Exercise: Reproduce the entries exactly.

Data section:
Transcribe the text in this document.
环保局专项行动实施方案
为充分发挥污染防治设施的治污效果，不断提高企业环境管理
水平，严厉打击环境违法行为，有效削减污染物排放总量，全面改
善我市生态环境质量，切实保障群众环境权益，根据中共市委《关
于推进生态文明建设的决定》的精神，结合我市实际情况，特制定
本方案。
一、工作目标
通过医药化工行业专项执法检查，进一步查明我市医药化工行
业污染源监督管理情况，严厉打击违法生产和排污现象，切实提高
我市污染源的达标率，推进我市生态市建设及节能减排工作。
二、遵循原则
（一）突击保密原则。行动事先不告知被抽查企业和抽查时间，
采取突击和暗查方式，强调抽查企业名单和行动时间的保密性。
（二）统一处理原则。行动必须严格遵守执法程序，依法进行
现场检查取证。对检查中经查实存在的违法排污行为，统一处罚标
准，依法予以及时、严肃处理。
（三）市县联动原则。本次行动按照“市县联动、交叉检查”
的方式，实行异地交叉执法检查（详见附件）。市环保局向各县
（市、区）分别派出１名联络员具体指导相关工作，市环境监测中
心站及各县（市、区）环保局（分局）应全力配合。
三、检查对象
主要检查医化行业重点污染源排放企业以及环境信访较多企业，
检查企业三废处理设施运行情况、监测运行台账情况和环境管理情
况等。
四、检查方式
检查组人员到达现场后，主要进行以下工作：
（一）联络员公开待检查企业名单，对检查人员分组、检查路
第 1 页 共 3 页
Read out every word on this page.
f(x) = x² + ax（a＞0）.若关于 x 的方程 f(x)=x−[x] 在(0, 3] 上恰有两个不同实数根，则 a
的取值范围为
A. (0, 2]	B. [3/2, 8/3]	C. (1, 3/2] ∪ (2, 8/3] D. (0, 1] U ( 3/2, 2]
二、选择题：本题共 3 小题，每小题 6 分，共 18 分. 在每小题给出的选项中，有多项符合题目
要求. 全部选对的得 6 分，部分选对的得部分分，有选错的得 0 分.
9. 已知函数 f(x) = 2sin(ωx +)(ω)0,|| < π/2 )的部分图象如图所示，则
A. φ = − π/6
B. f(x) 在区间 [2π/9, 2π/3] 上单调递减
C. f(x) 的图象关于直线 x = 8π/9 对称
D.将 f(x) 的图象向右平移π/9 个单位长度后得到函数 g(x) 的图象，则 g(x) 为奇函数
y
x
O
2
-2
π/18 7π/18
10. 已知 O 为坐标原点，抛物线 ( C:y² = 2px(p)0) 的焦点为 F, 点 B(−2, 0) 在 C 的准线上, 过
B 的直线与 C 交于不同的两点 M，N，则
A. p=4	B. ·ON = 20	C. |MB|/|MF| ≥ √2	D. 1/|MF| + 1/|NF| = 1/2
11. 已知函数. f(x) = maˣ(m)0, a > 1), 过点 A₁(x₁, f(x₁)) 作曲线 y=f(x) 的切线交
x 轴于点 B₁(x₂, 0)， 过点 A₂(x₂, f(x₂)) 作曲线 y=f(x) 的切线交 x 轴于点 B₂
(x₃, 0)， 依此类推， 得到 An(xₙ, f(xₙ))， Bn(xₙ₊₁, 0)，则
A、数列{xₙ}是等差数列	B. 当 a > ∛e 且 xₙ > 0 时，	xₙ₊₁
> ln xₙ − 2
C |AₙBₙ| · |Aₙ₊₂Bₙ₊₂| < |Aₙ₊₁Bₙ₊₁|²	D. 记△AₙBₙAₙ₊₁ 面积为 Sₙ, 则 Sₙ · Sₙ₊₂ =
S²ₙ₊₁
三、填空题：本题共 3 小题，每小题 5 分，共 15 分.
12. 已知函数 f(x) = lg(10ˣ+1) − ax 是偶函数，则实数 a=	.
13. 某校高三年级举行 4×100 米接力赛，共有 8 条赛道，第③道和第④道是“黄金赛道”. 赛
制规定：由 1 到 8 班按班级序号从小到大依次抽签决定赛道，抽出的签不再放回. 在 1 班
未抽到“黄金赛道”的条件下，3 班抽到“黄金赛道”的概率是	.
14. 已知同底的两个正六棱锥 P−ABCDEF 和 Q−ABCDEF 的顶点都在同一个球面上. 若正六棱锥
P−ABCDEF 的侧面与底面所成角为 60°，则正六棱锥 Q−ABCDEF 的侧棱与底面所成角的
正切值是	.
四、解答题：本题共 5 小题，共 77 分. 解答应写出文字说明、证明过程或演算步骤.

Output of the task:
Transcribe the text in this document.
环保局专项行动实施方案
为充分发挥污染防治设施的治污效果，不断提高企业环境管理
水平，严厉打击环境违法行为，有效削减污染物排放总量，全面改
善我市生态环境质量，切实保障群众环境权益，根据中共市委《关
于推进生态文明建设的决定》的精神，结合我市实际情况，特制定
本方案。
一、工作目标
通过医药化工行业专项执法检查，进一步查明我市医药化工行
业污染源监督管理情况，严厉打击违法生产和排污现象，切实提高
我市污染源的达标率，推进我市生态市建设及节能减排工作。
二、遵循原则
（一）突击保密原则。行动事先不告知被抽查企业和抽查时间，
采取突击和暗查方式，强调抽查企业名单和行动时间的保密性。
（二）统一处理原则。行动必须严格遵守执法程序，依法进行
现场检查取证。对检查中经查实存在的违法排污行为，统一处罚标
准，依法予以及时、严肃处理。
（三）市县联动原则。本次行动按照“市县联动、交叉检查”
的方式，实行异地交叉执法检查（详见附件）。市环保局向各县
（市、区）分别派出１名联络员具体指导相关工作，市环境监测中
心站及各县（市、区）环保局（分局）应全力配合。
三、检查对象
主要检查医化行业重点污染源排放企业以及环境信访较多企业，
检查企业三废处理设施运行情况、监测运行台账情况和环境管理情
况等。
四、检查方式
检查组人员到达现场后，主要进行以下工作：
（一）联络员公开待检查企业名单，对检查人员分组、检查路
第 1 页 共 3 页
Read out every word on this page.
f(x) = x² + ax（a＞0）.若关于 x 的方程 f(x)=x−[x] 在(0, 3] 上恰有两个不同实数根，则 a
的取值范围为
A. (0, 2]	B. [3/2, 8/3]	C. (1, 3/2] ∪ (2, 8/3] D. (0, 1] U ( 3/2, 2]
二、选择题：本题共 3 小题，每小题 6 分，共 18 分. 在每小题给出的选项中，有多项符合题目
要求. 全部选对的得 6 分，部分选对的得部分分，有选错的得 0 分.
9. 已知函数 f(x) = 2sin(ωx +)(ω)0,|| < π/2 )的部分图象如图所示，则
A. φ = − π/6
B. f(x) 在区间 [2π/9, 2π/3] 上单调递减
C. f(x) 的图象关于直线 x = 8π/9 对称
D.将 f(x) 的图象向右平移π/9 个单位长度后得到函数 g(x) 的图象，则 g(x) 为奇函数
y
x
O
2
-2
π/18 7π/18
10. 已知 O 为坐标原点，抛物线 ( C:y² = 2px(p)0) 的焦点为 F, 点 B(−2, 0) 在 C 的准线上, 过
B 的直线与 C 交于不同的两点 M，N，则
A. p=4	B. ·ON = 20	C. |MB|/|MF| ≥ √2	D. 1/|MF| + 1/|NF| = 1/2
11. 已知函数. f(x) = maˣ(m)0, a > 1), 过点 A₁(x₁, f(x₁)) 作曲线 y=f(x) 的切线交
x 轴于点 B₁(x₂, 0)， 过点 A₂(x₂, f(x₂)) 作曲线 y=f(x) 的切线交 x 轴于点 B₂
(x₃, 0)， 依此类推， 得到 An(xₙ, f(xₙ))， Bn(xₙ₊₁, 0)，则
A、数列{xₙ}是等差数列	B. 当 a > ∛e 且 xₙ > 0 时，	xₙ₊₁
> ln xₙ − 2
C |AₙBₙ| · |Aₙ₊₂Bₙ₊₂| < |Aₙ₊₁Bₙ₊₁|²	D. 记△AₙBₙAₙ₊₁ 面积为 Sₙ, 则 Sₙ · Sₙ₊₂ =
S²ₙ₊₁
三、填空题：本题共 3 小题，每小题 5 分，共 15 分.
12. 已知函数 f(x) = lg(10ˣ+1) − ax 是偶函数，则实数 a=	.
13. 某校高三年级举行 4×100 米接力赛，共有 8 条赛道，第③道和第④道是“黄金赛道”. 赛
制规定：由 1 到 8 班按班级序号从小到大依次抽签决定赛道，抽出的签不再放回. 在 1 班
未抽到“黄金赛道”的条件下，3 班抽到“黄金赛道”的概率是	.
14. 已知同底的两个正六棱锥 P−ABCDEF 和 Q−ABCDEF 的顶点都在同一个球面上. 若正六棱锥
P−ABCDEF 的侧面与底面所成角为 60°，则正六棱锥 Q−ABCDEF 的侧棱与底面所成角的
正切值是	.
四、解答题：本题共 5 小题，共 77 分. 解答应写出文字说明、证明过程或演算步骤.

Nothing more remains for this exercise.